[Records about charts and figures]
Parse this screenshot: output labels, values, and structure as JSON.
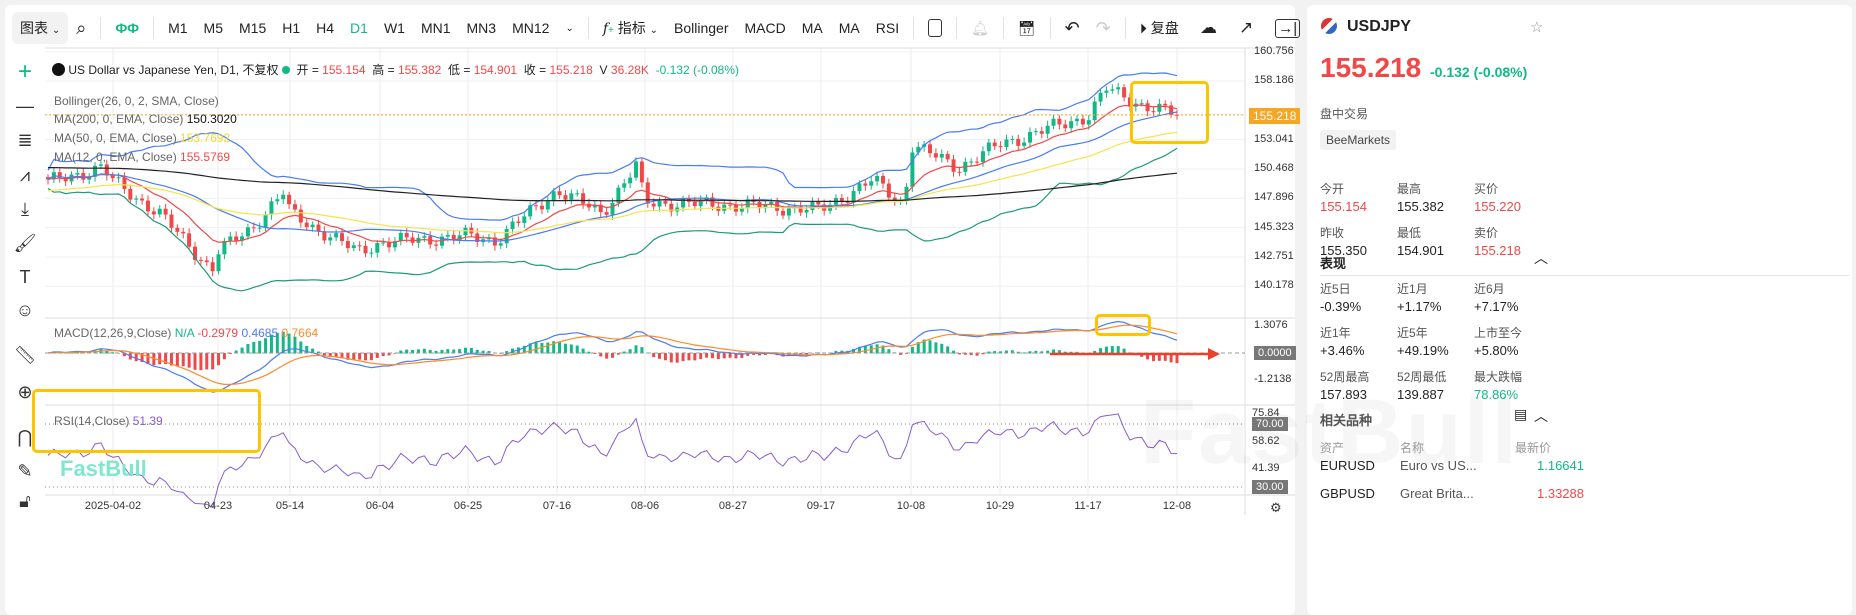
{
  "toolbar": {
    "chart_menu": "图表",
    "timeframes": [
      "M1",
      "M5",
      "M15",
      "H1",
      "H4",
      "D1",
      "W1",
      "MN1",
      "MN3",
      "MN12"
    ],
    "active_timeframe": "D1",
    "indicators_label": "指标",
    "indicator_shortcuts": [
      "Bollinger",
      "MACD",
      "MA",
      "MA",
      "RSI"
    ],
    "replay_label": "复盘"
  },
  "legend": {
    "title": "US Dollar vs Japanese Yen, D1, 不复权",
    "open_label": "开",
    "open": "155.154",
    "high_label": "高",
    "high": "155.382",
    "low_label": "低",
    "low": "154.901",
    "close_label": "收",
    "close": "155.218",
    "volume_label": "V",
    "volume": "36.28K",
    "change": "-0.132 (-0.08%)",
    "bollinger": "Bollinger(26, 0, 2, SMA, Close)",
    "ma200": "MA(200, 0, EMA, Close)",
    "ma200_val": "150.3020",
    "ma50": "MA(50, 0, EMA, Close)",
    "ma50_val": "153.7692",
    "ma12": "MA(12, 0, EMA, Close)",
    "ma12_val": "155.5769",
    "macd": "MACD(12,26,9,Close)",
    "macd_hist": "N/A",
    "macd_a": "-0.2979",
    "macd_b": "0.4685",
    "macd_c": "0.7664",
    "rsi": "RSI(14,Close)",
    "rsi_val": "51.39"
  },
  "colors": {
    "up": "#12b886",
    "down": "#f04848",
    "accent": "#00c08b",
    "bb": "#4a7cf5",
    "ma12": "#f04848",
    "ma50": "#f7e34a",
    "ma200": "#222222",
    "bb_lower": "#1d9a7a",
    "macd": "#4a7cf5",
    "signal": "#ff8a2a",
    "rsi": "#8a5cd0",
    "highlight": "#ffc400",
    "price_tag": "#f5a623"
  },
  "price_axis": [
    "160.756",
    "158.186",
    "155.218",
    "153.041",
    "150.468",
    "147.896",
    "145.323",
    "142.751",
    "140.178"
  ],
  "current_price_tag": "155.218",
  "macd_axis": [
    "1.3076",
    "0.0000",
    "-1.2138"
  ],
  "rsi_axis": [
    "75.84",
    "70.00",
    "58.62",
    "41.39",
    "30.00"
  ],
  "date_axis": [
    "2025-04-02",
    "04-23",
    "05-14",
    "06-04",
    "06-25",
    "07-16",
    "08-06",
    "08-27",
    "09-17",
    "10-08",
    "10-29",
    "11-17",
    "12-08"
  ],
  "watermark": "FastBull",
  "chart_data": {
    "type": "candlestick",
    "approx_close_keypoints": [
      [
        "03-17",
        149.3
      ],
      [
        "03-26",
        150.6
      ],
      [
        "04-02",
        149.4
      ],
      [
        "04-10",
        146.5
      ],
      [
        "04-21",
        141.6
      ],
      [
        "04-23",
        143.2
      ],
      [
        "05-01",
        145.3
      ],
      [
        "05-12",
        148.4
      ],
      [
        "05-14",
        146.6
      ],
      [
        "05-23",
        143.2
      ],
      [
        "06-04",
        144.0
      ],
      [
        "06-13",
        144.3
      ],
      [
        "06-25",
        144.6
      ],
      [
        "07-03",
        144.2
      ],
      [
        "07-16",
        148.6
      ],
      [
        "07-24",
        146.6
      ],
      [
        "07-31",
        150.7
      ],
      [
        "08-06",
        147.5
      ],
      [
        "08-27",
        147.3
      ],
      [
        "09-17",
        146.9
      ],
      [
        "09-26",
        149.5
      ],
      [
        "10-01",
        147.3
      ],
      [
        "10-08",
        152.6
      ],
      [
        "10-16",
        150.6
      ],
      [
        "10-29",
        152.6
      ],
      [
        "11-05",
        153.8
      ],
      [
        "11-17",
        155.1
      ],
      [
        "11-20",
        157.5
      ],
      [
        "11-28",
        156.1
      ],
      [
        "12-08",
        155.2
      ]
    ]
  },
  "side": {
    "symbol": "USDJPY",
    "price": "155.218",
    "change": "-0.132",
    "change_pct": "(-0.08%)",
    "session": "盘中交易",
    "broker": "BeeMarkets",
    "quote": [
      {
        "label": "今开",
        "value": "155.154",
        "color": "red"
      },
      {
        "label": "最高",
        "value": "155.382",
        "color": ""
      },
      {
        "label": "买价",
        "value": "155.220",
        "color": "red"
      },
      {
        "label": "昨收",
        "value": "155.350",
        "color": ""
      },
      {
        "label": "最低",
        "value": "154.901",
        "color": ""
      },
      {
        "label": "卖价",
        "value": "155.218",
        "color": "red"
      }
    ],
    "perf_title": "表现",
    "perf": [
      {
        "label": "近5日",
        "value": "-0.39%",
        "color": ""
      },
      {
        "label": "近1月",
        "value": "+1.17%",
        "color": ""
      },
      {
        "label": "近6月",
        "value": "+7.17%",
        "color": ""
      },
      {
        "label": "近1年",
        "value": "+3.46%",
        "color": ""
      },
      {
        "label": "近5年",
        "value": "+49.19%",
        "color": ""
      },
      {
        "label": "上市至今",
        "value": "+5.80%",
        "color": ""
      },
      {
        "label": "52周最高",
        "value": "157.893",
        "color": ""
      },
      {
        "label": "52周最低",
        "value": "139.887",
        "color": ""
      },
      {
        "label": "最大跌幅",
        "value": "78.86%",
        "color": "green"
      }
    ],
    "related_title": "相关品种",
    "col_asset": "资产",
    "col_name": "名称",
    "col_price": "最新价",
    "related": [
      {
        "asset": "EURUSD",
        "name": "Euro vs US...",
        "price": "1.16641",
        "color": "green"
      },
      {
        "asset": "GBPUSD",
        "name": "Great Brita...",
        "price": "1.33288",
        "color": "red"
      }
    ]
  }
}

## Do this
Write out the full listing verbatim, excluding its pictures.

## The reply
Parse this screenshot: output labels, values, and structure as JSON.
{
  "toolbar": {
    "chart_menu": "图表",
    "timeframes": [
      "M1",
      "M5",
      "M15",
      "H1",
      "H4",
      "D1",
      "W1",
      "MN1",
      "MN3",
      "MN12"
    ],
    "active_timeframe": "D1",
    "indicators_label": "指标",
    "indicator_shortcuts": [
      "Bollinger",
      "MACD",
      "MA",
      "MA",
      "RSI"
    ],
    "replay_label": "复盘"
  },
  "legend": {
    "title": "US Dollar vs Japanese Yen, D1, 不复权",
    "open_label": "开",
    "open": "155.154",
    "high_label": "高",
    "high": "155.382",
    "low_label": "低",
    "low": "154.901",
    "close_label": "收",
    "close": "155.218",
    "volume_label": "V",
    "volume": "36.28K",
    "change": "-0.132 (-0.08%)",
    "bollinger": "Bollinger(26, 0, 2, SMA, Close)",
    "ma200": "MA(200, 0, EMA, Close)",
    "ma200_val": "150.3020",
    "ma50": "MA(50, 0, EMA, Close)",
    "ma50_val": "153.7692",
    "ma12": "MA(12, 0, EMA, Close)",
    "ma12_val": "155.5769",
    "macd": "MACD(12,26,9,Close)",
    "macd_hist": "N/A",
    "macd_a": "-0.2979",
    "macd_b": "0.4685",
    "macd_c": "0.7664",
    "rsi": "RSI(14,Close)",
    "rsi_val": "51.39"
  },
  "colors": {
    "up": "#12b886",
    "down": "#f04848",
    "accent": "#00c08b",
    "bb": "#4a7cf5",
    "ma12": "#f04848",
    "ma50": "#f7e34a",
    "ma200": "#222222",
    "bb_lower": "#1d9a7a",
    "macd": "#4a7cf5",
    "signal": "#ff8a2a",
    "rsi": "#8a5cd0",
    "highlight": "#ffc400",
    "price_tag": "#f5a623"
  },
  "price_axis": [
    "160.756",
    "158.186",
    "155.218",
    "153.041",
    "150.468",
    "147.896",
    "145.323",
    "142.751",
    "140.178"
  ],
  "current_price_tag": "155.218",
  "macd_axis": [
    "1.3076",
    "0.0000",
    "-1.2138"
  ],
  "rsi_axis": [
    "75.84",
    "70.00",
    "58.62",
    "41.39",
    "30.00"
  ],
  "date_axis": [
    "2025-04-02",
    "04-23",
    "05-14",
    "06-04",
    "06-25",
    "07-16",
    "08-06",
    "08-27",
    "09-17",
    "10-08",
    "10-29",
    "11-17",
    "12-08"
  ],
  "watermark": "FastBull",
  "chart_data": {
    "type": "candlestick",
    "approx_close_keypoints": [
      [
        "03-17",
        149.3
      ],
      [
        "03-26",
        150.6
      ],
      [
        "04-02",
        149.4
      ],
      [
        "04-10",
        146.5
      ],
      [
        "04-21",
        141.6
      ],
      [
        "04-23",
        143.2
      ],
      [
        "05-01",
        145.3
      ],
      [
        "05-12",
        148.4
      ],
      [
        "05-14",
        146.6
      ],
      [
        "05-23",
        143.2
      ],
      [
        "06-04",
        144.0
      ],
      [
        "06-13",
        144.3
      ],
      [
        "06-25",
        144.6
      ],
      [
        "07-03",
        144.2
      ],
      [
        "07-16",
        148.6
      ],
      [
        "07-24",
        146.6
      ],
      [
        "07-31",
        150.7
      ],
      [
        "08-06",
        147.5
      ],
      [
        "08-27",
        147.3
      ],
      [
        "09-17",
        146.9
      ],
      [
        "09-26",
        149.5
      ],
      [
        "10-01",
        147.3
      ],
      [
        "10-08",
        152.6
      ],
      [
        "10-16",
        150.6
      ],
      [
        "10-29",
        152.6
      ],
      [
        "11-05",
        153.8
      ],
      [
        "11-17",
        155.1
      ],
      [
        "11-20",
        157.5
      ],
      [
        "11-28",
        156.1
      ],
      [
        "12-08",
        155.2
      ]
    ]
  },
  "side": {
    "symbol": "USDJPY",
    "price": "155.218",
    "change": "-0.132",
    "change_pct": "(-0.08%)",
    "session": "盘中交易",
    "broker": "BeeMarkets",
    "quote": [
      {
        "label": "今开",
        "value": "155.154",
        "color": "red"
      },
      {
        "label": "最高",
        "value": "155.382",
        "color": ""
      },
      {
        "label": "买价",
        "value": "155.220",
        "color": "red"
      },
      {
        "label": "昨收",
        "value": "155.350",
        "color": ""
      },
      {
        "label": "最低",
        "value": "154.901",
        "color": ""
      },
      {
        "label": "卖价",
        "value": "155.218",
        "color": "red"
      }
    ],
    "perf_title": "表现",
    "perf": [
      {
        "label": "近5日",
        "value": "-0.39%",
        "color": ""
      },
      {
        "label": "近1月",
        "value": "+1.17%",
        "color": ""
      },
      {
        "label": "近6月",
        "value": "+7.17%",
        "color": ""
      },
      {
        "label": "近1年",
        "value": "+3.46%",
        "color": ""
      },
      {
        "label": "近5年",
        "value": "+49.19%",
        "color": ""
      },
      {
        "label": "上市至今",
        "value": "+5.80%",
        "color": ""
      },
      {
        "label": "52周最高",
        "value": "157.893",
        "color": ""
      },
      {
        "label": "52周最低",
        "value": "139.887",
        "color": ""
      },
      {
        "label": "最大跌幅",
        "value": "78.86%",
        "color": "green"
      }
    ],
    "related_title": "相关品种",
    "col_asset": "资产",
    "col_name": "名称",
    "col_price": "最新价",
    "related": [
      {
        "asset": "EURUSD",
        "name": "Euro vs US...",
        "price": "1.16641",
        "color": "green"
      },
      {
        "asset": "GBPUSD",
        "name": "Great Brita...",
        "price": "1.33288",
        "color": "red"
      }
    ]
  }
}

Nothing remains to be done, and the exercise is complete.